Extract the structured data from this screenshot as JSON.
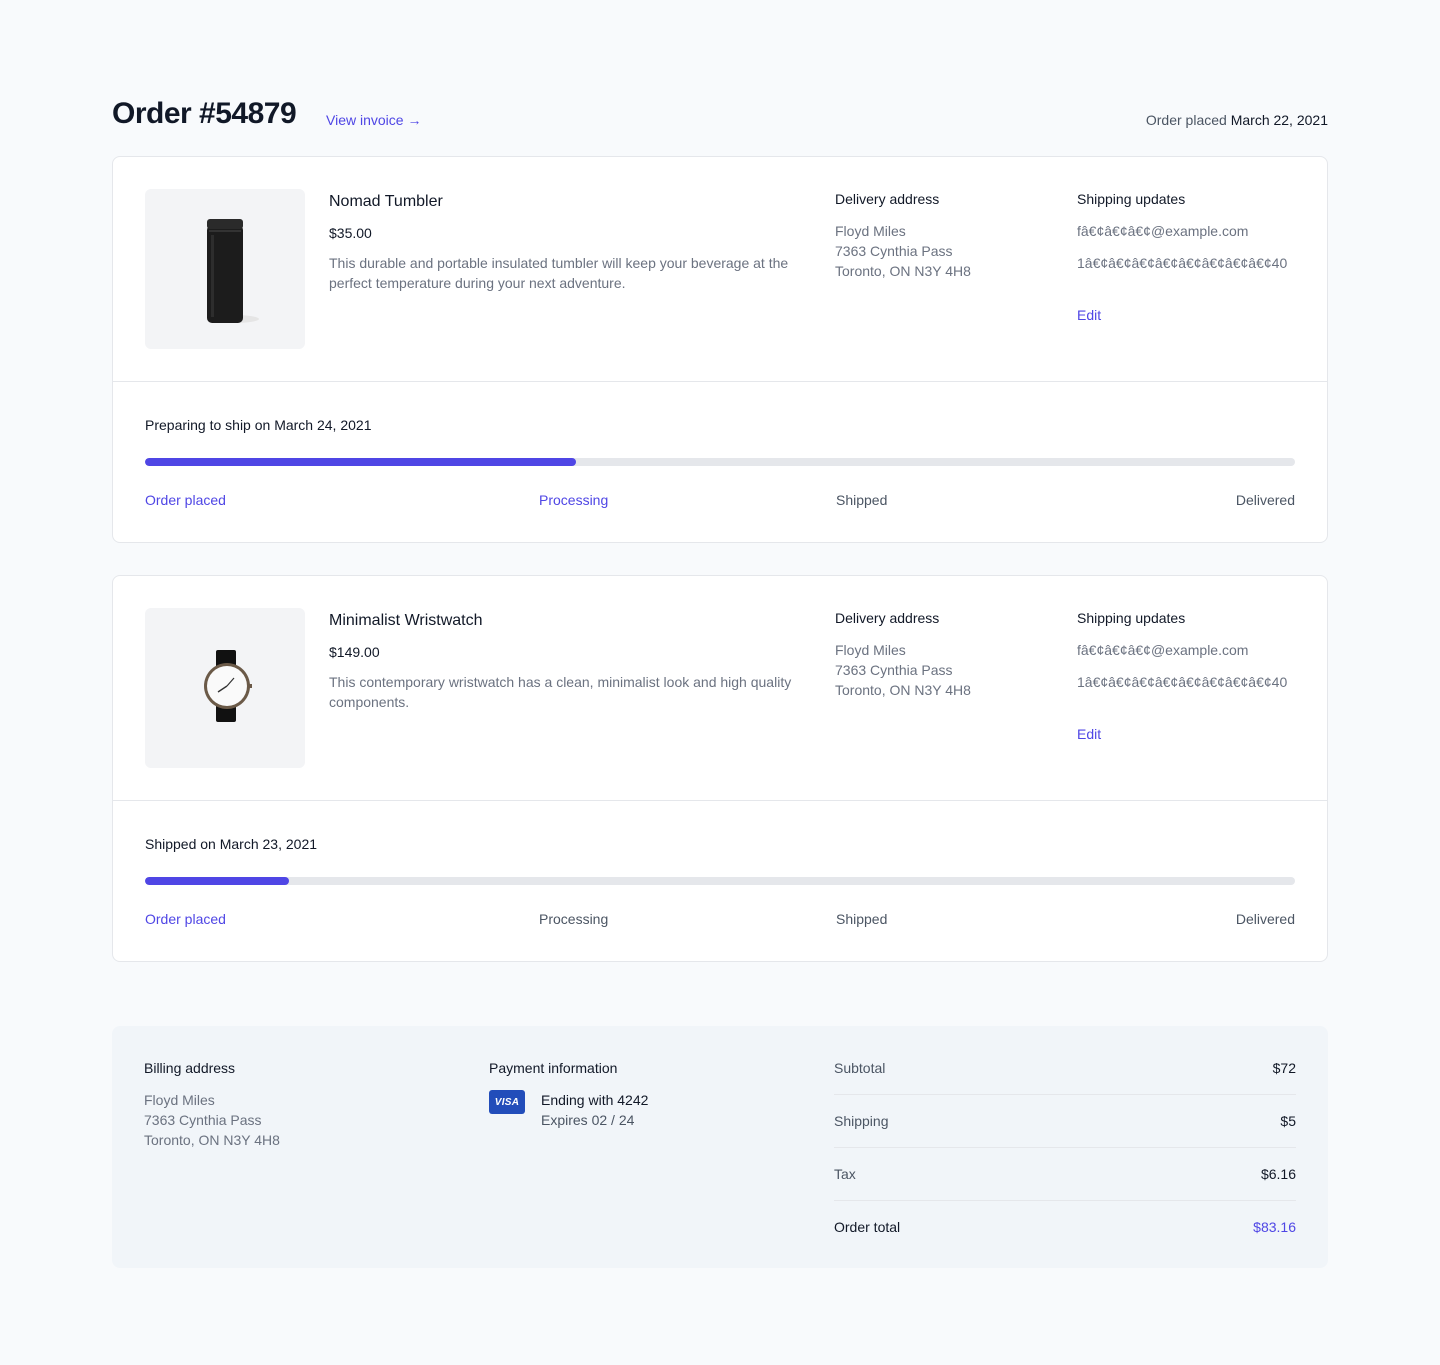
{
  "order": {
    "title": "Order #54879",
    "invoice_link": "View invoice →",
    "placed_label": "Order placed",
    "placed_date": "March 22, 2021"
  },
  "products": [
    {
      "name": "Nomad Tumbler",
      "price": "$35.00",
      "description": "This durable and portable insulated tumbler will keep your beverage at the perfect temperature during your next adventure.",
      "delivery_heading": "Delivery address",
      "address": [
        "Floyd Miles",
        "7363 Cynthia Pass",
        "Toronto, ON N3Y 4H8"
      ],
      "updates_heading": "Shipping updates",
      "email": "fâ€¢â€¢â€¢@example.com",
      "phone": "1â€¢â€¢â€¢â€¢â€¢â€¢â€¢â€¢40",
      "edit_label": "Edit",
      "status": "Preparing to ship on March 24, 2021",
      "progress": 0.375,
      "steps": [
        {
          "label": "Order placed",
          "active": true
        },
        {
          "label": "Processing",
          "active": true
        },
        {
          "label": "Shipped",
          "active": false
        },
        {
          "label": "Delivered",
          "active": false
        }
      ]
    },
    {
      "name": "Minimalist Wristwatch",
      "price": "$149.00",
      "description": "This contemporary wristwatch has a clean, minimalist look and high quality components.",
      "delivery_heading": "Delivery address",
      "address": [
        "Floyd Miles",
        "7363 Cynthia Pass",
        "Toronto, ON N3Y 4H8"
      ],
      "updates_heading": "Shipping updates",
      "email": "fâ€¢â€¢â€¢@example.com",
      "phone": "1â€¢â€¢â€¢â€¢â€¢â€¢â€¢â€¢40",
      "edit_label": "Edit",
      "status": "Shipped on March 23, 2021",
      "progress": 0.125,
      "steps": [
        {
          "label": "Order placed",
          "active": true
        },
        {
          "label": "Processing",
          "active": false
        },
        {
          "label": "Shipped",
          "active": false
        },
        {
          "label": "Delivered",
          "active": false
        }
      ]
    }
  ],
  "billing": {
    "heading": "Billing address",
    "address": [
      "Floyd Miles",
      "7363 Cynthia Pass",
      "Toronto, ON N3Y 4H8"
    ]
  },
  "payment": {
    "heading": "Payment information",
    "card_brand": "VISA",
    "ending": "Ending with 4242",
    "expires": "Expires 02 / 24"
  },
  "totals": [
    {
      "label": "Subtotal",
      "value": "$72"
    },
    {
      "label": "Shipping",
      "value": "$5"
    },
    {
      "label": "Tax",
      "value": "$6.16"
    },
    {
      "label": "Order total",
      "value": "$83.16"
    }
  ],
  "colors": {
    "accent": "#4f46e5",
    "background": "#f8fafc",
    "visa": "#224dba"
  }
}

...

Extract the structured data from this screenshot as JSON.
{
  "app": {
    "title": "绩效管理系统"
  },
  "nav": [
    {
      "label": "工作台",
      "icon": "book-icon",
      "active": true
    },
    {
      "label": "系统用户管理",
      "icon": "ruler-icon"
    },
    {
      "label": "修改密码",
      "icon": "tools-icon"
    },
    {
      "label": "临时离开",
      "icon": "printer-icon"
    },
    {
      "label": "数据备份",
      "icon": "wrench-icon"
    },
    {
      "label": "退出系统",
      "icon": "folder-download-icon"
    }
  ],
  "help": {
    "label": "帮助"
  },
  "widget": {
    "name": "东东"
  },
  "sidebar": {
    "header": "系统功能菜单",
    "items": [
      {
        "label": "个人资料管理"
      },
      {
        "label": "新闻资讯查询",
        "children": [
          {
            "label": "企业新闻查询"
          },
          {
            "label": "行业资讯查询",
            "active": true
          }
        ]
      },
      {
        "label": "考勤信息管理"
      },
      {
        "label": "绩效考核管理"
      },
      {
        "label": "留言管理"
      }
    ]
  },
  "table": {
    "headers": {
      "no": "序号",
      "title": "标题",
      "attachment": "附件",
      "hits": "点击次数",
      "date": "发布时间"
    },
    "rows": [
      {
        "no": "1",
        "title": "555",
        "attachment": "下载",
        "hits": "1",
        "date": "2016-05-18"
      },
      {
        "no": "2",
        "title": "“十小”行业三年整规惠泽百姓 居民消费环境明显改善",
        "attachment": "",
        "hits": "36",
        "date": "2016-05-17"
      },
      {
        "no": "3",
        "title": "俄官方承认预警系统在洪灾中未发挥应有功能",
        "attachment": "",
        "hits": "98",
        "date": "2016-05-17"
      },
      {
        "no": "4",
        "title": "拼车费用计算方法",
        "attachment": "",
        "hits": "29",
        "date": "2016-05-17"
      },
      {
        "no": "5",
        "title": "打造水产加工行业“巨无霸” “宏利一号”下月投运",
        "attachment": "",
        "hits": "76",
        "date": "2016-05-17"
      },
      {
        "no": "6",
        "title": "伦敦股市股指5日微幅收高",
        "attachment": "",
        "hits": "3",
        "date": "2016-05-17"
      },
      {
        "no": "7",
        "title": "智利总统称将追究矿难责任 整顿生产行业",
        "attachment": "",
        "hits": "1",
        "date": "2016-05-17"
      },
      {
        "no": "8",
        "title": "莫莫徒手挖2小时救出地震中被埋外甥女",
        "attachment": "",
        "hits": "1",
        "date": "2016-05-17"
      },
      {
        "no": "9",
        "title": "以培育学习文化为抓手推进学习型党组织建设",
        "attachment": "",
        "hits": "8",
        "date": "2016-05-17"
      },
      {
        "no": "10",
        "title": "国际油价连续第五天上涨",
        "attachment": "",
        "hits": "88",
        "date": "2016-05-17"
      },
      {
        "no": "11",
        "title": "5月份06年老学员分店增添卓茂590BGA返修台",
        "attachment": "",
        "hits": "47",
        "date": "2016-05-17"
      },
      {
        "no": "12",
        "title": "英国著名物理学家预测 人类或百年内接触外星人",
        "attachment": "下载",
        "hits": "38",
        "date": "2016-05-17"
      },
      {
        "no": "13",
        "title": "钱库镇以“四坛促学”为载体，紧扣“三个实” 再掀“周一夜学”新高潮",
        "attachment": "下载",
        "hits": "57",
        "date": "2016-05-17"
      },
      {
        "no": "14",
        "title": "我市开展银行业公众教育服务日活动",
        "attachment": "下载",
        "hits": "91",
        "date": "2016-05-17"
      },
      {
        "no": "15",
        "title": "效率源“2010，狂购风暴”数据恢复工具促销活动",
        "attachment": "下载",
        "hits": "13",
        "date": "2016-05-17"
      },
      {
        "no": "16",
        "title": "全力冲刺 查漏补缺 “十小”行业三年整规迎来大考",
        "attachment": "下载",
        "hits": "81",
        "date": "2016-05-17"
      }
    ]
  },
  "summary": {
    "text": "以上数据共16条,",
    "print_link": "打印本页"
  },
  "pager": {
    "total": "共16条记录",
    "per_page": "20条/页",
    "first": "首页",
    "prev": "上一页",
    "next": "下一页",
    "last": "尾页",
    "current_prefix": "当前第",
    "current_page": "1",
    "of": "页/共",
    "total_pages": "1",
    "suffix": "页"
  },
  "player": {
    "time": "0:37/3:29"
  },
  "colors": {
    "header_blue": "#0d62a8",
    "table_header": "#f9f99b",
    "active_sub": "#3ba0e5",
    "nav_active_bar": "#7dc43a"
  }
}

...

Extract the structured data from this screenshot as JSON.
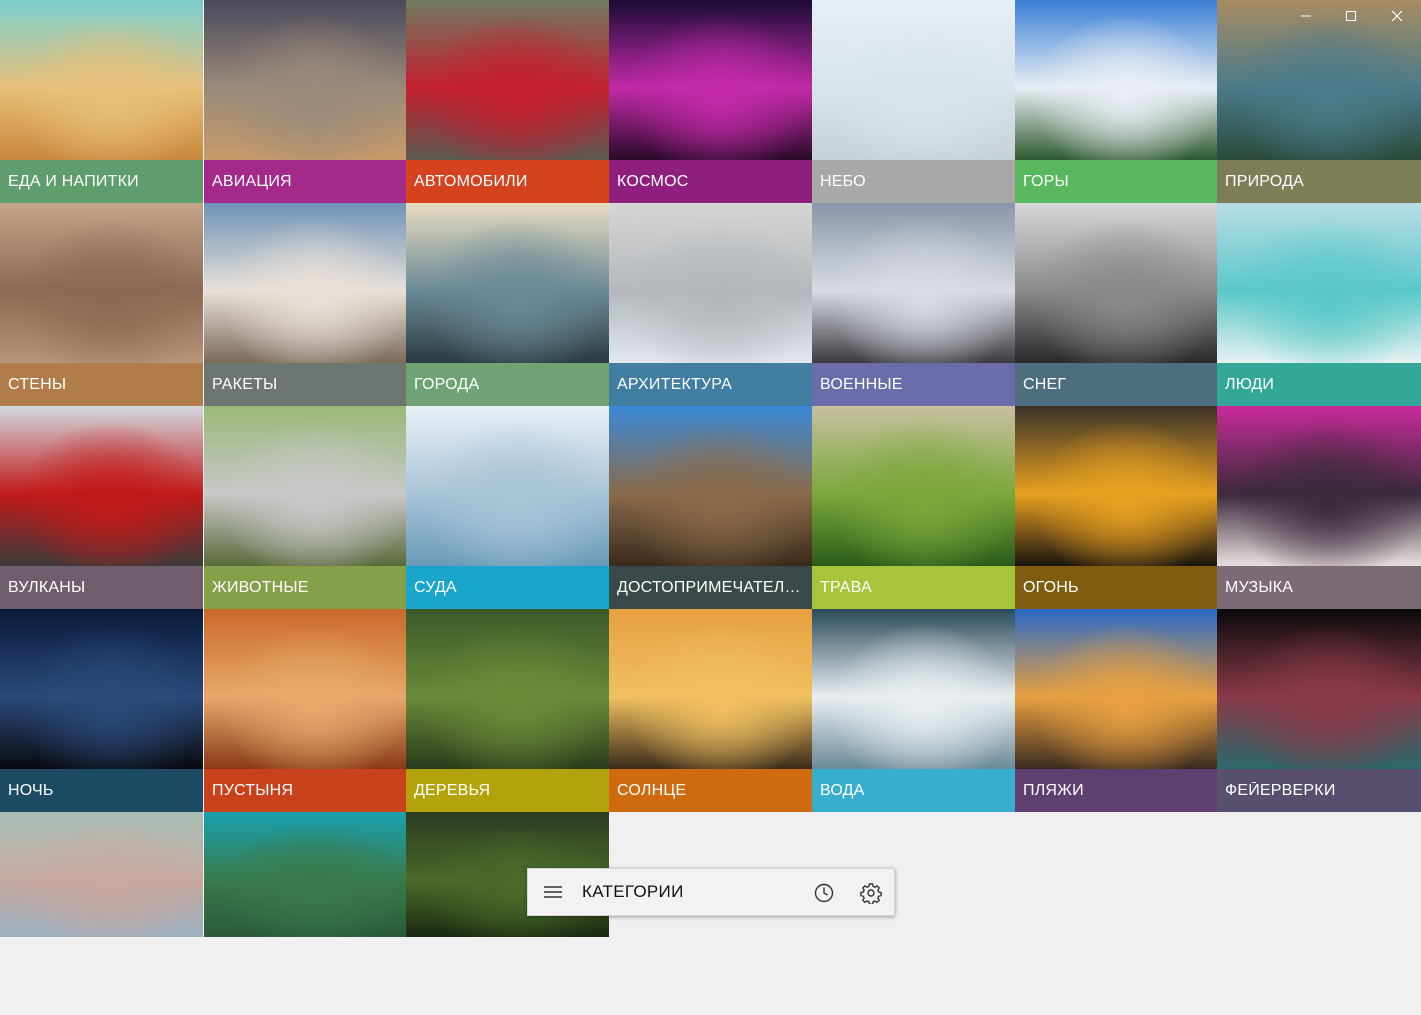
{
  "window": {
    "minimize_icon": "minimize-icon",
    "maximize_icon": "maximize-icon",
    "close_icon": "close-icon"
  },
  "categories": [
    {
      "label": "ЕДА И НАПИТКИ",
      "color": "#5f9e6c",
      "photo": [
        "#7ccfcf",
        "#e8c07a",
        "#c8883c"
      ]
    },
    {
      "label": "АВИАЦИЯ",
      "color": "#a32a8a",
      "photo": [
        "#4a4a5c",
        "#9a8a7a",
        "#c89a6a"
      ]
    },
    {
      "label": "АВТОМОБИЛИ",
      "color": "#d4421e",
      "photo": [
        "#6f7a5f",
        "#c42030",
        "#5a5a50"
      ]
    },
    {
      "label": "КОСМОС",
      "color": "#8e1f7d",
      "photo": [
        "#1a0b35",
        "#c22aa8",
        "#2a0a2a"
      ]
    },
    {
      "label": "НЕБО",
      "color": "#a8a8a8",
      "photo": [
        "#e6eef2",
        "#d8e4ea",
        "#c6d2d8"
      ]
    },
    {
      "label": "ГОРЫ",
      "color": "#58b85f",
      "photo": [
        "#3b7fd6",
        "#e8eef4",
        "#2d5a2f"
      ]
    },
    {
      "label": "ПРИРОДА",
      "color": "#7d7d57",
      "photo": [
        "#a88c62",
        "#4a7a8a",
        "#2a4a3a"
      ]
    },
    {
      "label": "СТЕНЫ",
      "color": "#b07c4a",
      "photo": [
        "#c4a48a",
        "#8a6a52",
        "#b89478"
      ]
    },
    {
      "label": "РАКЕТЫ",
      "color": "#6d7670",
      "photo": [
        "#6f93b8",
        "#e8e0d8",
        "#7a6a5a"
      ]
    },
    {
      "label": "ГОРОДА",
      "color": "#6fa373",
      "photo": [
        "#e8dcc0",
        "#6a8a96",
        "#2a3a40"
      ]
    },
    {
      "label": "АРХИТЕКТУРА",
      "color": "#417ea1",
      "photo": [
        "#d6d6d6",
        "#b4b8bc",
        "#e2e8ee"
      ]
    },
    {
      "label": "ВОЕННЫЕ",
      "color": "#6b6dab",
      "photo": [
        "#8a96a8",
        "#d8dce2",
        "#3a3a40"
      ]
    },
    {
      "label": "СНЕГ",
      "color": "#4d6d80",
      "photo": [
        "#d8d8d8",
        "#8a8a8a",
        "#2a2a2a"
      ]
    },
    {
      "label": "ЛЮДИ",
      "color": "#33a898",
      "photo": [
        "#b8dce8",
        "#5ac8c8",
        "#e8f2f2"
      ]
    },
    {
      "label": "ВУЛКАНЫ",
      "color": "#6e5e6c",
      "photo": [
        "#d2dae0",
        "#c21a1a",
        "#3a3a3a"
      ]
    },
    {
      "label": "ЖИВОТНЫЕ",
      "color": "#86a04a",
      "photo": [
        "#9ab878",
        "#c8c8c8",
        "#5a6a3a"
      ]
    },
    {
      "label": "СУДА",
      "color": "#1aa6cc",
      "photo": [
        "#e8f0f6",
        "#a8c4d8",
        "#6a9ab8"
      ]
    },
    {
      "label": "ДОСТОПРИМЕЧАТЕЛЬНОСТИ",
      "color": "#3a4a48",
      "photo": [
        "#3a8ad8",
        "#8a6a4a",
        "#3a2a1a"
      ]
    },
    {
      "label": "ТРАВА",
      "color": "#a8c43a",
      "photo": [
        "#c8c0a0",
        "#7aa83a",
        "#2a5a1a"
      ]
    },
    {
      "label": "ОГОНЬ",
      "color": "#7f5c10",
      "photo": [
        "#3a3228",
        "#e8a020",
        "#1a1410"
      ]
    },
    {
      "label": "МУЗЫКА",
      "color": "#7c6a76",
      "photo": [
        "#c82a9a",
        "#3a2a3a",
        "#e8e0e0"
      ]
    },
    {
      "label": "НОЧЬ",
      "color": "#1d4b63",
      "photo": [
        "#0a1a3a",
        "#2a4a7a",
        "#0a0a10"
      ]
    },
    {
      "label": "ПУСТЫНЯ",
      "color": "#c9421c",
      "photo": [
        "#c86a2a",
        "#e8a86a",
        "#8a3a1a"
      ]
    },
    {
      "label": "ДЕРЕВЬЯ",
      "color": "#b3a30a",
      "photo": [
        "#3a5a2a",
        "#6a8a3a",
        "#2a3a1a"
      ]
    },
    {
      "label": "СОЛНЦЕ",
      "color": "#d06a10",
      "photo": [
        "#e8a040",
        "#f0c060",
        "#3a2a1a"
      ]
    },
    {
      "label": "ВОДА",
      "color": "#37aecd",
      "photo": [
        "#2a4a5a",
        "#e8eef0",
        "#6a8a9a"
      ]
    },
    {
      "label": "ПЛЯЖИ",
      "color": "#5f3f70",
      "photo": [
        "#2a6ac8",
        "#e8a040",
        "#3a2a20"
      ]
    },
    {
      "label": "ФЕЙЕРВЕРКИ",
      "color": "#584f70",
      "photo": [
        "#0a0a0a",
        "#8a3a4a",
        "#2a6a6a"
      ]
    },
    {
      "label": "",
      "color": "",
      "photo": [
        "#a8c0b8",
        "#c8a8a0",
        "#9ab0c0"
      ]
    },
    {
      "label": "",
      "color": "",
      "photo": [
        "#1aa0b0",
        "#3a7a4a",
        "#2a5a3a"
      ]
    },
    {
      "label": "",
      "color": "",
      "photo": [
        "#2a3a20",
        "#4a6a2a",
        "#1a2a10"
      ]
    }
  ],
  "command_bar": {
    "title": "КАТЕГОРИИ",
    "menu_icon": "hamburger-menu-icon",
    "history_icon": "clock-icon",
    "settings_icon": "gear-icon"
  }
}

### Problem
Return every line of the preceding records in which the word "name" appears.

### Response to the task
      "name": "Nomad Tumbler",
      "name": "Minimalist Wristwatch",
    "name": "东东"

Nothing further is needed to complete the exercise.